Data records
■ ■ ■ ■ ■

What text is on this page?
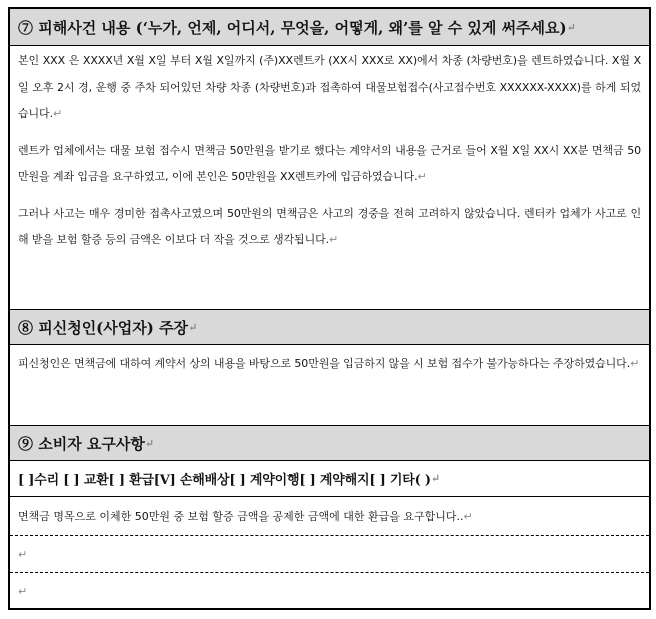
⑦ 피해사건 내용 (‘누가, 언제, 어디서, 무엇을, 어떻게, 왜’를 알 수 있게 써주세요) ↵

본인 XXX 은 XXXX년 X월 X일 부터 X월 X일까지 (주)XX렌트카 (XX시 XXX로 XX)에서 차종 (차량번호)을 렌트하였습니다. X월 X일 오후 2시 경, 운행 중 주차 되어있던 차량 차종 (차량번호)과 접촉하여 대물보험접수(사고접수번호 XXXXXX-XXXX)를 하게 되었습니다.↵

렌트카 업체에서는 대물 보험 접수시 면책금 50만원을 받기로 했다는 계약서의 내용을 근거로 들어 X월 X일 XX시 XX분 면책금 50만원을 계좌 입금을 요구하였고, 이에 본인은 50만원을 XX렌트카에 입금하였습니다.↵

그러나 사고는 매우 경미한 접촉사고였으며 50만원의 면책금은 사고의 경중을 전혀 고려하지 않았습니다. 렌터카 업체가 사고로 인해 받을 보험 할증 등의 금액은 이보다 더 작을 것으로 생각됩니다.↵

⑧ 피신청인(사업자) 주장 ↵

피신청인은 면책금에 대하여 계약서 상의 내용을 바탕으로 50만원을 입금하지 않을 시 보험 접수가 불가능하다는 주장하였습니다.↵

⑨ 소비자 요구사항 ↵
[ ]수리 [ ] 교환[ ] 환급[V] 손해배상[ ] 계약이행[ ] 계약해지[ ] 기타( ) ↵
면책금 명목으로 이체한 50만원 중 보험 할증 금액을 공제한 금액에 대한 환급을 요구합니다.. ↵
↵
↵
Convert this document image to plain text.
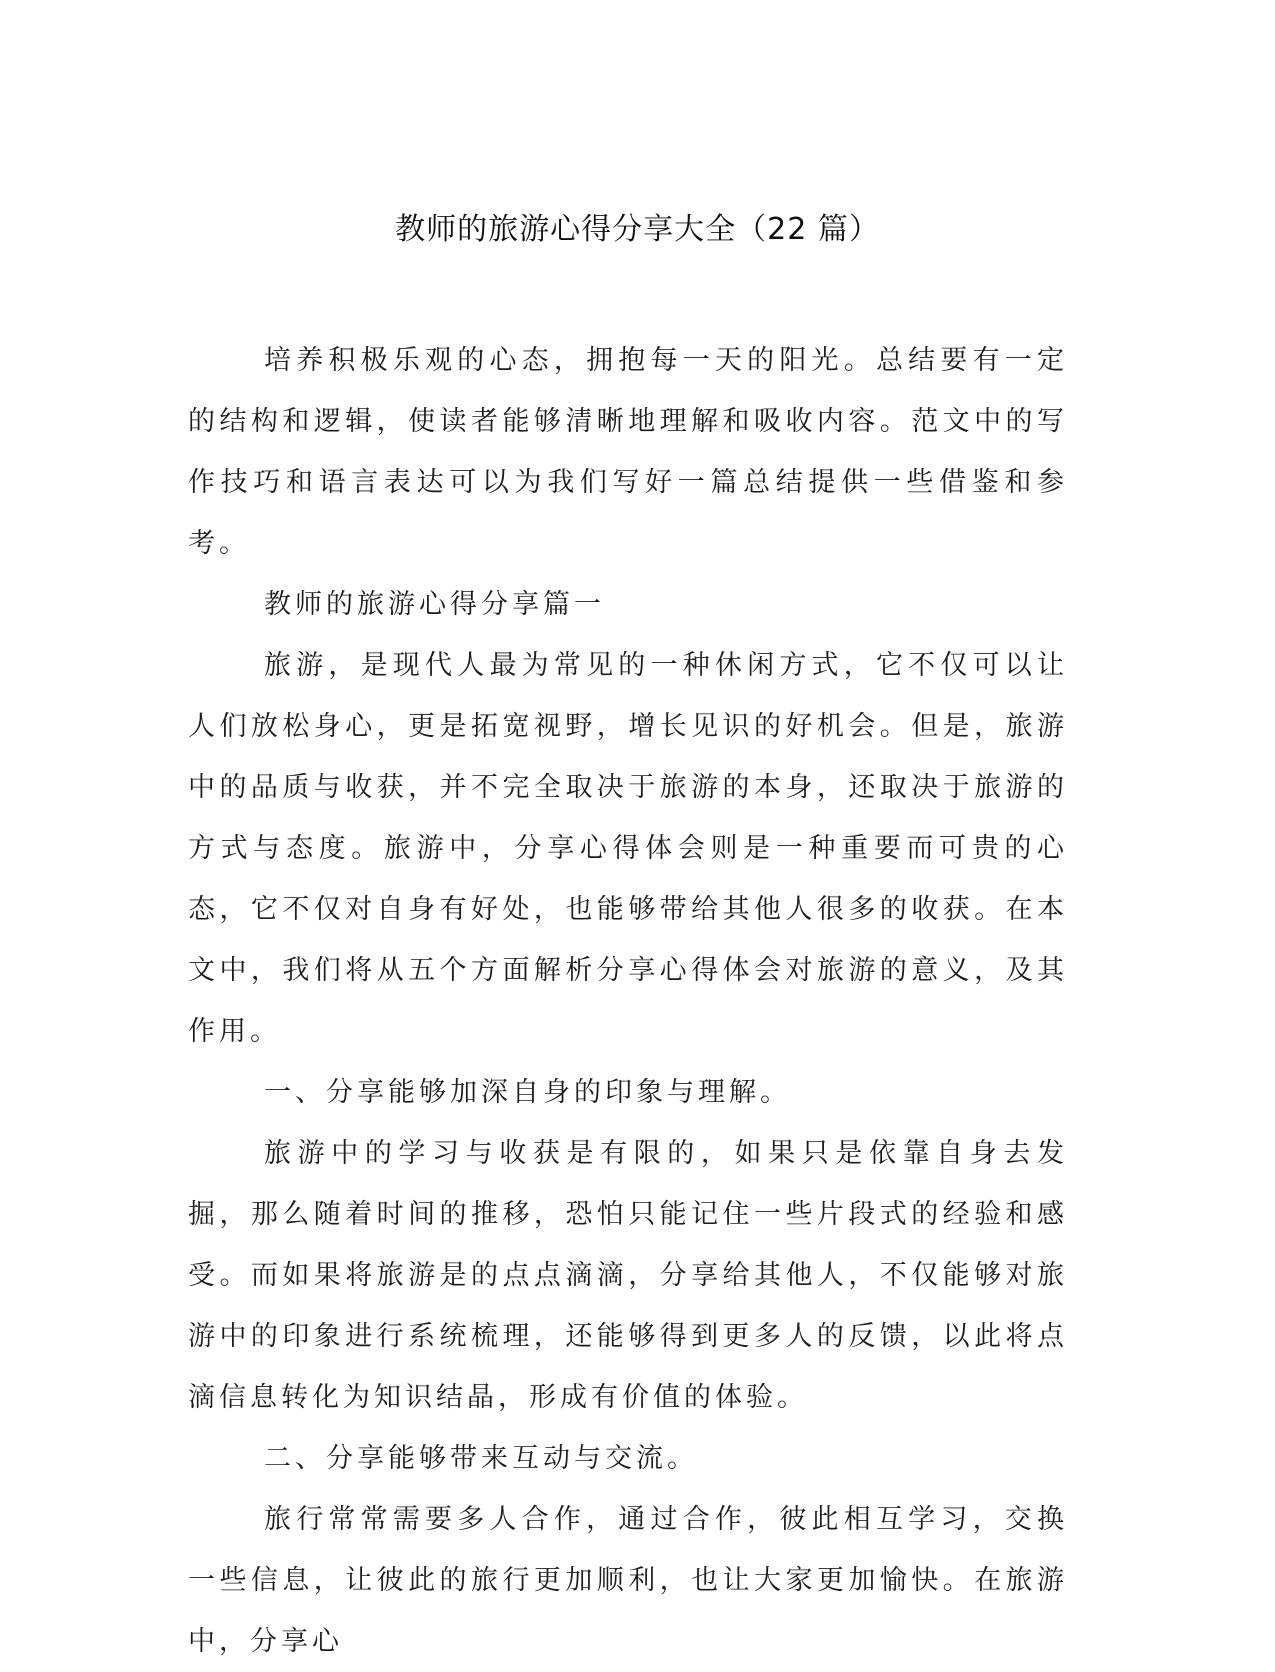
教师的旅游心得分享大全（22 篇）

培养积极乐观的心态，拥抱每一天的阳光。总结要有一定的结构和逻辑，使读者能够清晰地理解和吸收内容。范文中的写作技巧和语言表达可以为我们写好一篇总结提供一些借鉴和参考。

教师的旅游心得分享篇一

旅游，是现代人最为常见的一种休闲方式，它不仅可以让人们放松身心，更是拓宽视野，增长见识的好机会。但是，旅游中的品质与收获，并不完全取决于旅游的本身，还取决于旅游的方式与态度。旅游中，分享心得体会则是一种重要而可贵的心态，它不仅对自身有好处，也能够带给其他人很多的收获。在本文中，我们将从五个方面解析分享心得体会对旅游的意义，及其作用。

一、分享能够加深自身的印象与理解。

旅游中的学习与收获是有限的，如果只是依靠自身去发掘，那么随着时间的推移，恐怕只能记住一些片段式的经验和感受。而如果将旅游是的点点滴滴，分享给其他人，不仅能够对旅游中的印象进行系统梳理，还能够得到更多人的反馈，以此将点滴信息转化为知识结晶，形成有价值的体验。

二、分享能够带来互动与交流。

旅行常常需要多人合作，通过合作，彼此相互学习，交换一些信息，让彼此的旅行更加顺利，也让大家更加愉快。在旅游中，分享心
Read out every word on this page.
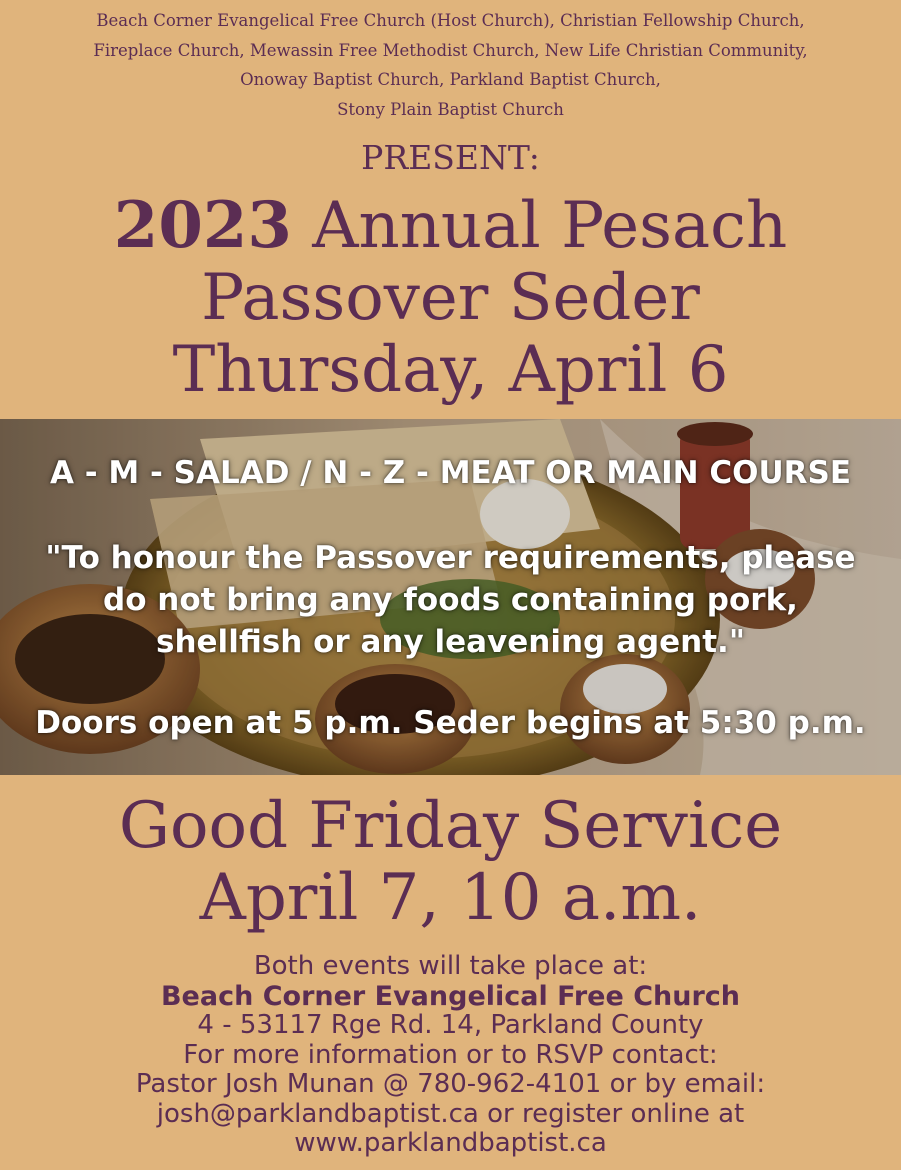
Beach Corner Evangelical Free Church (Host Church), Christian Fellowship Church,
Fireplace Church, Mewassin Free Methodist Church, New Life Christian Community,
Onoway Baptist Church, Parkland Baptist Church,
Stony Plain Baptist Church
PRESENT:
2023 Annual Pesach
Passover Seder
Thursday, April 6
A - M - SALAD / N - Z - MEAT OR MAIN COURSE
"To honour the Passover requirements, please
do not bring any foods containing pork,
shellfish or any leavening agent."
Doors open at 5 p.m. Seder begins at 5:30 p.m.
Good Friday Service
April 7, 10 a.m.
Both events will take place at:
Beach Corner Evangelical Free Church
4 - 53117 Rge Rd. 14, Parkland County
For more information or to RSVP contact:
Pastor Josh Munan @ 780-962-4101 or by email:
josh@parklandbaptist.ca or register online at
www.parklandbaptist.ca
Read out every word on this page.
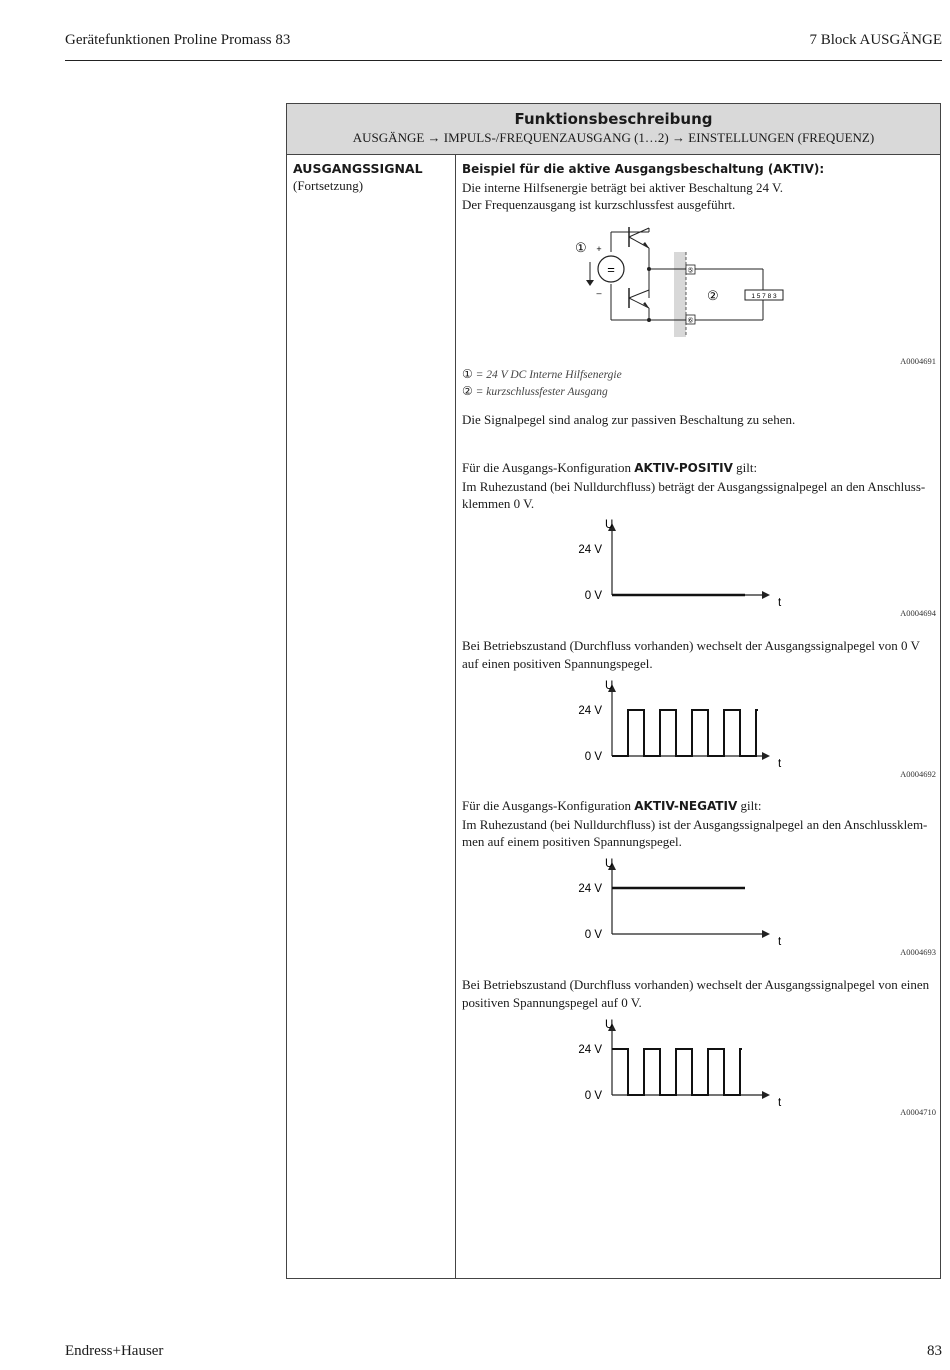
Gerätefunktionen Proline Promass 83	7 Block AUSGÄNGE
Funktionsbeschreibung
AUSGÄNGE → IMPULS-/FREQUENZAUSGANG (1…2) → EINSTELLUNGEN (FREQUENZ)
AUSGANGSSIGNAL
(Fortsetzung)
Beispiel für die aktive Ausgangsbeschaltung (AKTIV):
Die interne Hilfsenergie beträgt bei aktiver Beschaltung 24 V.
Der Frequenzausgang ist kurzschlussfest ausgeführt.
=
+
–
①
⑤
⑥
1 5 7 8 3
②
A0004691
① = 24 V DC Interne Hilfsenergie
② = kurzschlussfester Ausgang
Die Signalpegel sind analog zur passiven Beschaltung zu sehen.
Für die Ausgangs-Konfiguration AKTIV-POSITIV gilt:
Im Ruhezustand (bei Nulldurchfluss) beträgt der Ausgangssignalpegel an den Anschluss-
klemmen 0 V.
U
t
24 V
0 V
A0004694
Bei Betriebszustand (Durchfluss vorhanden) wechselt der Ausgangssignalpegel von 0 V
auf einen positiven Spannungspegel.
U
t
24 V
0 V
A0004692
Für die Ausgangs-Konfiguration AKTIV-NEGATIV gilt:
Im Ruhezustand (bei Nulldurchfluss) ist der Ausgangssignalpegel an den Anschlussklem-
men auf einem positiven Spannungspegel.
U
t
24 V
0 V
A0004693
Bei Betriebszustand (Durchfluss vorhanden) wechselt der Ausgangssignalpegel von einen
positiven Spannungspegel auf 0 V.
U
t
24 V
0 V
A0004710
Endress+Hauser	83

■ ■ ■ ■ ■

* _Task requirements_
Exclude the images, then output the data above word for word.

* _Answer to the task_
What text is on this page?
⑦ 피해사건 내용 (‘누가, 언제, 어디서, 무엇을, 어떻게, 왜’를 알 수 있게 써주세요) ↵

본인 XXX 은 XXXX년 X월 X일 부터 X월 X일까지 (주)XX렌트카 (XX시 XXX로 XX)에서 차종 (차량번호)을 렌트하였습니다. X월 X일 오후 2시 경, 운행 중 주차 되어있던 차량 차종 (차량번호)과 접촉하여 대물보험접수(사고접수번호 XXXXXX-XXXX)를 하게 되었습니다.↵

렌트카 업체에서는 대물 보험 접수시 면책금 50만원을 받기로 했다는 계약서의 내용을 근거로 들어 X월 X일 XX시 XX분 면책금 50만원을 계좌 입금을 요구하였고, 이에 본인은 50만원을 XX렌트카에 입금하였습니다.↵

그러나 사고는 매우 경미한 접촉사고였으며 50만원의 면책금은 사고의 경중을 전혀 고려하지 않았습니다. 렌터카 업체가 사고로 인해 받을 보험 할증 등의 금액은 이보다 더 작을 것으로 생각됩니다.↵

⑧ 피신청인(사업자) 주장 ↵

피신청인은 면책금에 대하여 계약서 상의 내용을 바탕으로 50만원을 입금하지 않을 시 보험 접수가 불가능하다는 주장하였습니다.↵

⑨ 소비자 요구사항 ↵
[ ]수리 [ ] 교환[ ] 환급[V] 손해배상[ ] 계약이행[ ] 계약해지[ ] 기타( ) ↵
면책금 명목으로 이체한 50만원 중 보험 할증 금액을 공제한 금액에 대한 환급을 요구합니다.. ↵
↵
↵
Convert this document image to plain text.
教师的旅游心得分享大全（22 篇）

培养积极乐观的心态，拥抱每一天的阳光。总结要有一定的结构和逻辑，使读者能够清晰地理解和吸收内容。范文中的写作技巧和语言表达可以为我们写好一篇总结提供一些借鉴和参考。

教师的旅游心得分享篇一

旅游，是现代人最为常见的一种休闲方式，它不仅可以让人们放松身心，更是拓宽视野，增长见识的好机会。但是，旅游中的品质与收获，并不完全取决于旅游的本身，还取决于旅游的方式与态度。旅游中，分享心得体会则是一种重要而可贵的心态，它不仅对自身有好处，也能够带给其他人很多的收获。在本文中，我们将从五个方面解析分享心得体会对旅游的意义，及其作用。

一、分享能够加深自身的印象与理解。

旅游中的学习与收获是有限的，如果只是依靠自身去发掘，那么随着时间的推移，恐怕只能记住一些片段式的经验和感受。而如果将旅游是的点点滴滴，分享给其他人，不仅能够对旅游中的印象进行系统梳理，还能够得到更多人的反馈，以此将点滴信息转化为知识结晶，形成有价值的体验。

二、分享能够带来互动与交流。

旅行常常需要多人合作，通过合作，彼此相互学习，交换一些信息，让彼此的旅行更加顺利，也让大家更加愉快。在旅游中，分享心
Read out every word on this page.
Beach Corner Evangelical Free Church (Host Church), Christian Fellowship Church,
Fireplace Church, Mewassin Free Methodist Church, New Life Christian Community,
Onoway Baptist Church, Parkland Baptist Church,
Stony Plain Baptist Church
PRESENT:
2023 Annual Pesach
Passover Seder
Thursday, April 6
A - M - SALAD / N - Z - MEAT OR MAIN COURSE
"To honour the Passover requirements, please
do not bring any foods containing pork,
shellfish or any leavening agent."
Doors open at 5 p.m. Seder begins at 5:30 p.m.
Good Friday Service
April 7, 10 a.m.
Both events will take place at:
Beach Corner Evangelical Free Church
4 - 53117 Rge Rd. 14, Parkland County
For more information or to RSVP contact:
Pastor Josh Munan @ 780-962-4101 or by email:
josh@parklandbaptist.ca or register online at
www.parklandbaptist.ca
Read out every word on this page.
Gerätefunktionen Proline Promass 83	7 Block AUSGÄNGE
Funktionsbeschreibung
AUSGÄNGE → IMPULS-/FREQUENZAUSGANG (1…2) → EINSTELLUNGEN (FREQUENZ)
AUSGANGSSIGNAL
(Fortsetzung)
Beispiel für die aktive Ausgangsbeschaltung (AKTIV):
Die interne Hilfsenergie beträgt bei aktiver Beschaltung 24 V.
Der Frequenzausgang ist kurzschlussfest ausgeführt.
=
+
–
①
⑤
⑥
1 5 7 8 3
②
A0004691
① = 24 V DC Interne Hilfsenergie
② = kurzschlussfester Ausgang
Die Signalpegel sind analog zur passiven Beschaltung zu sehen.
Für die Ausgangs-Konfiguration AKTIV-POSITIV gilt:
Im Ruhezustand (bei Nulldurchfluss) beträgt der Ausgangssignalpegel an den Anschluss-
klemmen 0 V.
U
t
24 V
0 V
A0004694
Bei Betriebszustand (Durchfluss vorhanden) wechselt der Ausgangssignalpegel von 0 V
auf einen positiven Spannungspegel.
U
t
24 V
0 V
A0004692
Für die Ausgangs-Konfiguration AKTIV-NEGATIV gilt:
Im Ruhezustand (bei Nulldurchfluss) ist der Ausgangssignalpegel an den Anschlussklem-
men auf einem positiven Spannungspegel.
U
t
24 V
0 V
A0004693
Bei Betriebszustand (Durchfluss vorhanden) wechselt der Ausgangssignalpegel von einen
positiven Spannungspegel auf 0 V.
U
t
24 V
0 V
A0004710
Endress+Hauser	83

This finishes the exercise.